Aim of the task:
Carry none of the pictures over; set down the material below exactly.

--------

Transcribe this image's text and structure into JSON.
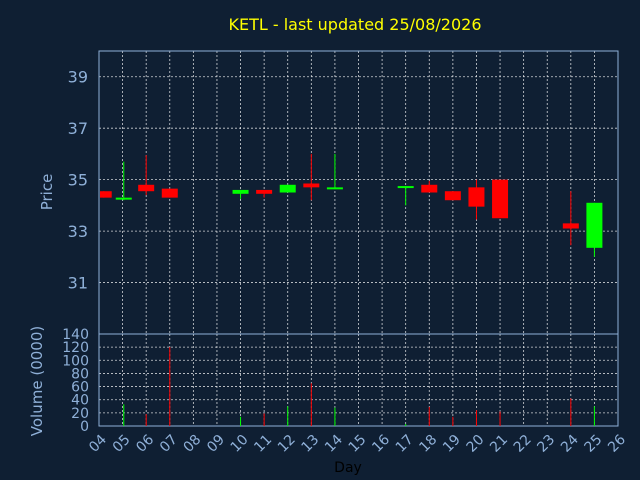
{
  "chart_data": {
    "type": "candlestick",
    "title": "KETL - last updated 25/08/2026",
    "price_panel": {
      "ylabel": "Price",
      "ylim": [
        29.0,
        40.0
      ],
      "yticks": [
        31,
        33,
        35,
        37,
        39
      ],
      "grid": true
    },
    "volume_panel": {
      "ylabel": "Volume (0000)",
      "ylim": [
        0,
        140
      ],
      "yticks": [
        0,
        20,
        40,
        60,
        80,
        100,
        120,
        140
      ],
      "grid": true
    },
    "xlabel": "Day",
    "x_ticks": [
      "04",
      "05",
      "06",
      "07",
      "08",
      "09",
      "10",
      "11",
      "12",
      "13",
      "14",
      "15",
      "16",
      "17",
      "18",
      "19",
      "20",
      "21",
      "22",
      "23",
      "24",
      "25",
      "26"
    ],
    "xlim": [
      4,
      26
    ],
    "bullish_color": "#00ff00",
    "bearish_color": "#ff0000",
    "candles": [
      {
        "x": 4.2,
        "open": 34.55,
        "close": 34.3,
        "high": 34.55,
        "low": 34.3
      },
      {
        "x": 5.05,
        "open": 34.25,
        "close": 34.3,
        "high": 35.7,
        "low": 34.2
      },
      {
        "x": 6.0,
        "open": 34.8,
        "close": 34.55,
        "high": 35.95,
        "low": 34.4
      },
      {
        "x": 7.0,
        "open": 34.65,
        "close": 34.3,
        "high": 34.65,
        "low": 34.3
      },
      {
        "x": 10.0,
        "open": 34.45,
        "close": 34.6,
        "high": 34.6,
        "low": 34.25
      },
      {
        "x": 11.0,
        "open": 34.6,
        "close": 34.45,
        "high": 34.6,
        "low": 34.3
      },
      {
        "x": 12.0,
        "open": 34.5,
        "close": 34.8,
        "high": 34.8,
        "low": 34.5
      },
      {
        "x": 13.0,
        "open": 34.85,
        "close": 34.7,
        "high": 36.0,
        "low": 34.2
      },
      {
        "x": 14.0,
        "open": 34.65,
        "close": 34.7,
        "high": 36.0,
        "low": 34.65
      },
      {
        "x": 17.0,
        "open": 34.7,
        "close": 34.75,
        "high": 34.75,
        "low": 34.0
      },
      {
        "x": 18.0,
        "open": 34.8,
        "close": 34.5,
        "high": 34.95,
        "low": 34.5
      },
      {
        "x": 19.0,
        "open": 34.55,
        "close": 34.2,
        "high": 34.55,
        "low": 34.2
      },
      {
        "x": 20.0,
        "open": 34.7,
        "close": 33.95,
        "high": 35.0,
        "low": 33.45
      },
      {
        "x": 21.0,
        "open": 35.0,
        "close": 33.5,
        "high": 35.0,
        "low": 33.5
      },
      {
        "x": 24.0,
        "open": 33.3,
        "close": 33.1,
        "high": 34.55,
        "low": 32.45
      },
      {
        "x": 25.0,
        "open": 32.35,
        "close": 34.1,
        "high": 34.1,
        "low": 32.0
      }
    ],
    "volume": [
      {
        "x": 5.05,
        "value": 33,
        "direction": "up"
      },
      {
        "x": 6.0,
        "value": 18,
        "direction": "down"
      },
      {
        "x": 7.0,
        "value": 120,
        "direction": "down"
      },
      {
        "x": 10.0,
        "value": 14,
        "direction": "up"
      },
      {
        "x": 11.0,
        "value": 19,
        "direction": "down"
      },
      {
        "x": 12.0,
        "value": 30,
        "direction": "up"
      },
      {
        "x": 13.0,
        "value": 65,
        "direction": "down"
      },
      {
        "x": 14.0,
        "value": 28,
        "direction": "up"
      },
      {
        "x": 17.0,
        "value": 3,
        "direction": "up"
      },
      {
        "x": 18.0,
        "value": 29,
        "direction": "down"
      },
      {
        "x": 19.0,
        "value": 14,
        "direction": "down"
      },
      {
        "x": 20.0,
        "value": 24,
        "direction": "down"
      },
      {
        "x": 21.0,
        "value": 22,
        "direction": "down"
      },
      {
        "x": 24.0,
        "value": 42,
        "direction": "down"
      },
      {
        "x": 25.0,
        "value": 30,
        "direction": "up"
      }
    ]
  }
}
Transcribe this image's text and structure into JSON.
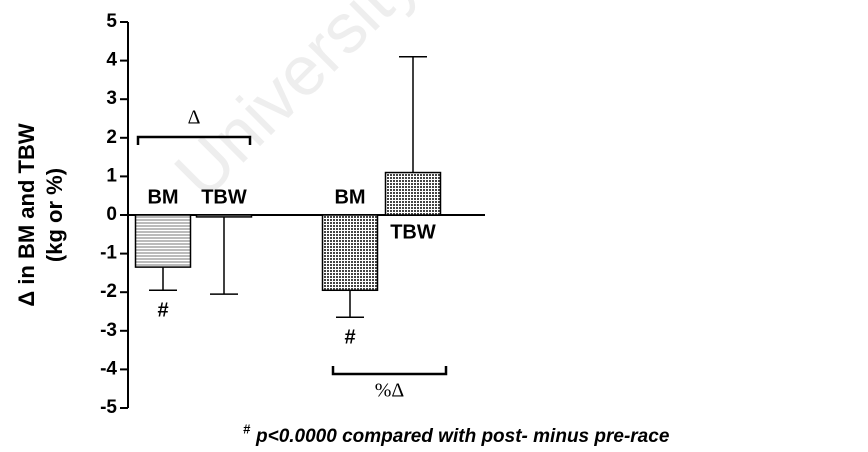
{
  "chart_data": {
    "type": "bar",
    "ylabel": "Δ in BM and TBW",
    "ylabel2": "(kg or %)",
    "categories": [
      "BM",
      "TBW",
      "BM",
      "TBW"
    ],
    "values": [
      -1.35,
      -0.05,
      -1.95,
      1.1
    ],
    "errors": [
      0.6,
      2.0,
      0.7,
      3.0
    ],
    "sig_labels": [
      "#",
      null,
      "#",
      null
    ],
    "groups": [
      "Δ",
      "%Δ"
    ],
    "ylim": [
      -5,
      5
    ],
    "yticks": [
      -5,
      -4,
      -3,
      -2,
      -1,
      0,
      1,
      2,
      3,
      4,
      5
    ],
    "footnote_marker": "#",
    "footnote": "p<0.0000 compared with post- minus pre-race",
    "watermark": "University"
  }
}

--------

Correct result:
Transcribe this image's text and structure into JSON.
{
  "chart_data": {
    "type": "candlestick",
    "title": "KETL - last updated 25/08/2026",
    "price_panel": {
      "ylabel": "Price",
      "ylim": [
        29.0,
        40.0
      ],
      "yticks": [
        31,
        33,
        35,
        37,
        39
      ],
      "grid": true
    },
    "volume_panel": {
      "ylabel": "Volume (0000)",
      "ylim": [
        0,
        140
      ],
      "yticks": [
        0,
        20,
        40,
        60,
        80,
        100,
        120,
        140
      ],
      "grid": true
    },
    "xlabel": "Day",
    "x_ticks": [
      "04",
      "05",
      "06",
      "07",
      "08",
      "09",
      "10",
      "11",
      "12",
      "13",
      "14",
      "15",
      "16",
      "17",
      "18",
      "19",
      "20",
      "21",
      "22",
      "23",
      "24",
      "25",
      "26"
    ],
    "xlim": [
      4,
      26
    ],
    "bullish_color": "#00ff00",
    "bearish_color": "#ff0000",
    "candles": [
      {
        "x": 4.2,
        "open": 34.55,
        "close": 34.3,
        "high": 34.55,
        "low": 34.3
      },
      {
        "x": 5.05,
        "open": 34.25,
        "close": 34.3,
        "high": 35.7,
        "low": 34.2
      },
      {
        "x": 6.0,
        "open": 34.8,
        "close": 34.55,
        "high": 35.95,
        "low": 34.4
      },
      {
        "x": 7.0,
        "open": 34.65,
        "close": 34.3,
        "high": 34.65,
        "low": 34.3
      },
      {
        "x": 10.0,
        "open": 34.45,
        "close": 34.6,
        "high": 34.6,
        "low": 34.25
      },
      {
        "x": 11.0,
        "open": 34.6,
        "close": 34.45,
        "high": 34.6,
        "low": 34.3
      },
      {
        "x": 12.0,
        "open": 34.5,
        "close": 34.8,
        "high": 34.8,
        "low": 34.5
      },
      {
        "x": 13.0,
        "open": 34.85,
        "close": 34.7,
        "high": 36.0,
        "low": 34.2
      },
      {
        "x": 14.0,
        "open": 34.65,
        "close": 34.7,
        "high": 36.0,
        "low": 34.65
      },
      {
        "x": 17.0,
        "open": 34.7,
        "close": 34.75,
        "high": 34.75,
        "low": 34.0
      },
      {
        "x": 18.0,
        "open": 34.8,
        "close": 34.5,
        "high": 34.95,
        "low": 34.5
      },
      {
        "x": 19.0,
        "open": 34.55,
        "close": 34.2,
        "high": 34.55,
        "low": 34.2
      },
      {
        "x": 20.0,
        "open": 34.7,
        "close": 33.95,
        "high": 35.0,
        "low": 33.45
      },
      {
        "x": 21.0,
        "open": 35.0,
        "close": 33.5,
        "high": 35.0,
        "low": 33.5
      },
      {
        "x": 24.0,
        "open": 33.3,
        "close": 33.1,
        "high": 34.55,
        "low": 32.45
      },
      {
        "x": 25.0,
        "open": 32.35,
        "close": 34.1,
        "high": 34.1,
        "low": 32.0
      }
    ],
    "volume": [
      {
        "x": 5.05,
        "value": 33,
        "direction": "up"
      },
      {
        "x": 6.0,
        "value": 18,
        "direction": "down"
      },
      {
        "x": 7.0,
        "value": 120,
        "direction": "down"
      },
      {
        "x": 10.0,
        "value": 14,
        "direction": "up"
      },
      {
        "x": 11.0,
        "value": 19,
        "direction": "down"
      },
      {
        "x": 12.0,
        "value": 30,
        "direction": "up"
      },
      {
        "x": 13.0,
        "value": 65,
        "direction": "down"
      },
      {
        "x": 14.0,
        "value": 28,
        "direction": "up"
      },
      {
        "x": 17.0,
        "value": 3,
        "direction": "up"
      },
      {
        "x": 18.0,
        "value": 29,
        "direction": "down"
      },
      {
        "x": 19.0,
        "value": 14,
        "direction": "down"
      },
      {
        "x": 20.0,
        "value": 24,
        "direction": "down"
      },
      {
        "x": 21.0,
        "value": 22,
        "direction": "down"
      },
      {
        "x": 24.0,
        "value": 42,
        "direction": "down"
      },
      {
        "x": 25.0,
        "value": 30,
        "direction": "up"
      }
    ]
  }
}
Transcribe this image's text and structure into JSON.
{
  "chart_data": {
    "type": "bar",
    "ylabel": "Δ in BM and TBW",
    "ylabel2": "(kg or %)",
    "categories": [
      "BM",
      "TBW",
      "BM",
      "TBW"
    ],
    "values": [
      -1.35,
      -0.05,
      -1.95,
      1.1
    ],
    "errors": [
      0.6,
      2.0,
      0.7,
      3.0
    ],
    "sig_labels": [
      "#",
      null,
      "#",
      null
    ],
    "groups": [
      "Δ",
      "%Δ"
    ],
    "ylim": [
      -5,
      5
    ],
    "yticks": [
      -5,
      -4,
      -3,
      -2,
      -1,
      0,
      1,
      2,
      3,
      4,
      5
    ],
    "footnote_marker": "#",
    "footnote": "p<0.0000 compared with post- minus pre-race",
    "watermark": "University"
  }
}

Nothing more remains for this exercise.